** Begin Selected passage **
I am a Principal Economist in the Monetary and Financial Market Analysis section in the Division of Monetary Affairs at the Federal Reserve Board of Governors in Washington D.C. .
My fields of interest include production-based asset pricing, monetary economics, and the interaction of policy with financial markets. .
Email: anthony (dot) m (dot) diercks (at) frb (dot) gov
The views expressed at this page are my own and do not indicate concurrence by other members of the research staff or the Board of Governors of the Federal Reserve System.
Publications and Working Papers
Abstract: The effects of uncertainty shocks are superadditive. Based on local projections,
we find the combination of nearby positive shocks can be multiple times more powerful than the sum of their standalone effects.
In a standard New-Keynesian DSGE model, uncertainty shocks are proven to be superadditive only when the model is solved under fourth (or higher) order perturbation.
The fourth order solution unlocks the fourth derivative of marginal utility, “edginess”, which is key to generating stronger reactions to multiple risks and superadditivity.
** End Selected passage **
--- Requests ---
(A) Answer these questions using the profile page:
(i) In which section of the Division of Monetary Affairs does the author work?
(ii) Under what order of perturbation are uncertainty shocks shown to be superadditive in a standard New-Keynesian DSGE model?
(iii) What name does the abstract give to the fourth derivative of marginal utility?
(B) Drawing on the profile page, explain why the abstract says a fourth-order solution is needed for uncertainty shocks to be superadditive.
The listing has no role in this work.
** Begin Given data **
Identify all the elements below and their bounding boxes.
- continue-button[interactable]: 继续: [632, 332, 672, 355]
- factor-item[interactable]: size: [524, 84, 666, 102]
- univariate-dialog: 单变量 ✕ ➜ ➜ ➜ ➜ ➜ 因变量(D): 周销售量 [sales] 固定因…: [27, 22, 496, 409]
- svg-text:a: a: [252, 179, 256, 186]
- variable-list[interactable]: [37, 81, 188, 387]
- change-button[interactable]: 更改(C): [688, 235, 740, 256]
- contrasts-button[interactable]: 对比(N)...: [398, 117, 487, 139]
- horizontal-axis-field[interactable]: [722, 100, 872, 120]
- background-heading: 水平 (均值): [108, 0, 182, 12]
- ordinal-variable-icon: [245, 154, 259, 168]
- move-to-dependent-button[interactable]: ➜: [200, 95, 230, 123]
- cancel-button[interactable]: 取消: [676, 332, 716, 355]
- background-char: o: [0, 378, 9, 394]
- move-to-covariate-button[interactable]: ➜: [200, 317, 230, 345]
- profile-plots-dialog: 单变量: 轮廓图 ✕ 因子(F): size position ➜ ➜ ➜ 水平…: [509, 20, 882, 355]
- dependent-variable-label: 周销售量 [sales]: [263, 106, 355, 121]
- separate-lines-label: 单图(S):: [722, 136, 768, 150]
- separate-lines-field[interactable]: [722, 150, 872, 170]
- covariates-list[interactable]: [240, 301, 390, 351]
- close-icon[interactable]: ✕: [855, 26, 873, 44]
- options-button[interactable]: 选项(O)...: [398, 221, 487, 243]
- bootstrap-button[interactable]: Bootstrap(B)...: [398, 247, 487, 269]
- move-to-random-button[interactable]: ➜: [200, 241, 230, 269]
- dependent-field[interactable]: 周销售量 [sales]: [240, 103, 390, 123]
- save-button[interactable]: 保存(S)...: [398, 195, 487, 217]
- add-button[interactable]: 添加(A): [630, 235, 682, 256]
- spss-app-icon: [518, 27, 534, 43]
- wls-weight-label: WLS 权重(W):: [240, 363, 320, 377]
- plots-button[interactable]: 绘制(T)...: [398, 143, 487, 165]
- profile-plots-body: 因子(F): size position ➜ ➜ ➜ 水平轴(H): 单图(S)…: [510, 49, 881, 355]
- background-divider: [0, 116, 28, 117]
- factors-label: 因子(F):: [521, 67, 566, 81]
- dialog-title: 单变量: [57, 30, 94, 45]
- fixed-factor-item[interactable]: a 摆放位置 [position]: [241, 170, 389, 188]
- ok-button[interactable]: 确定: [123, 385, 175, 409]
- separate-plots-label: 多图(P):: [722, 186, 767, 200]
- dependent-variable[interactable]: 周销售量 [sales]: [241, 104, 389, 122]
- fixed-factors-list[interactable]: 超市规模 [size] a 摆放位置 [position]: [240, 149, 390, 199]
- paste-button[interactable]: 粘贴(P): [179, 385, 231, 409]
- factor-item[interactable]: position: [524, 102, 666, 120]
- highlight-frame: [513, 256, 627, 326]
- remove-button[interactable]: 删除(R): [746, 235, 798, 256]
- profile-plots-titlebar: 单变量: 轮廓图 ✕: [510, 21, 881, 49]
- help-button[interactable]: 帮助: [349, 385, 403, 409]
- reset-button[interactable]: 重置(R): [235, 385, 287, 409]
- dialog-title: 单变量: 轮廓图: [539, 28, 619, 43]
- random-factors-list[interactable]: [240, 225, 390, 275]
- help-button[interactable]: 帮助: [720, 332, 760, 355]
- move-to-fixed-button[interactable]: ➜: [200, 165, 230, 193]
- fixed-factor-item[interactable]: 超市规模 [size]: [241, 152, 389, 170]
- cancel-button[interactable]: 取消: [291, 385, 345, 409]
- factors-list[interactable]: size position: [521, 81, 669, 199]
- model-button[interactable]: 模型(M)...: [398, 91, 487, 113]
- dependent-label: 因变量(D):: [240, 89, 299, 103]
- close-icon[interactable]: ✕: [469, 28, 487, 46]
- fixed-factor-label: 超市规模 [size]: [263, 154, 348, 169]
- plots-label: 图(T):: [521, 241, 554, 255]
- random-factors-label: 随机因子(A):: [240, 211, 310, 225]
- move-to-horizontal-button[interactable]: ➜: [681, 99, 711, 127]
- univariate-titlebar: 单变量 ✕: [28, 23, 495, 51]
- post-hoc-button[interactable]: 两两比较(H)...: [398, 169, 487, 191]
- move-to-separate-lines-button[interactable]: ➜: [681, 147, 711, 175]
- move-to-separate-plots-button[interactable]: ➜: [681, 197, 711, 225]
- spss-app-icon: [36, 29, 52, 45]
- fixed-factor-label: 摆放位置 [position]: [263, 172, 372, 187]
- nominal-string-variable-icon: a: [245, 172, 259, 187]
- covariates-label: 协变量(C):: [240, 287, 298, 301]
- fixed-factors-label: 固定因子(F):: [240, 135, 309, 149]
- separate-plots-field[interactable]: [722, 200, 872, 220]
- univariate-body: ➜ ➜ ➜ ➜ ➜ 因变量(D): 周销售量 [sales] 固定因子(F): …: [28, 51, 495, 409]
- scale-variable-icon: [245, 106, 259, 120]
** End Given data **
--- Task-by-task answers ---
(A)
(i) The Monetary and Financial Market Analysis section.
(ii) Fourth (or higher) order perturbation.
(iii) "Edginess."

(B) A fourth-order solution unlocks the fourth derivative of marginal utility, called "edginess." That derivative is key to generating stronger reactions to multiple risks and to superadditivity.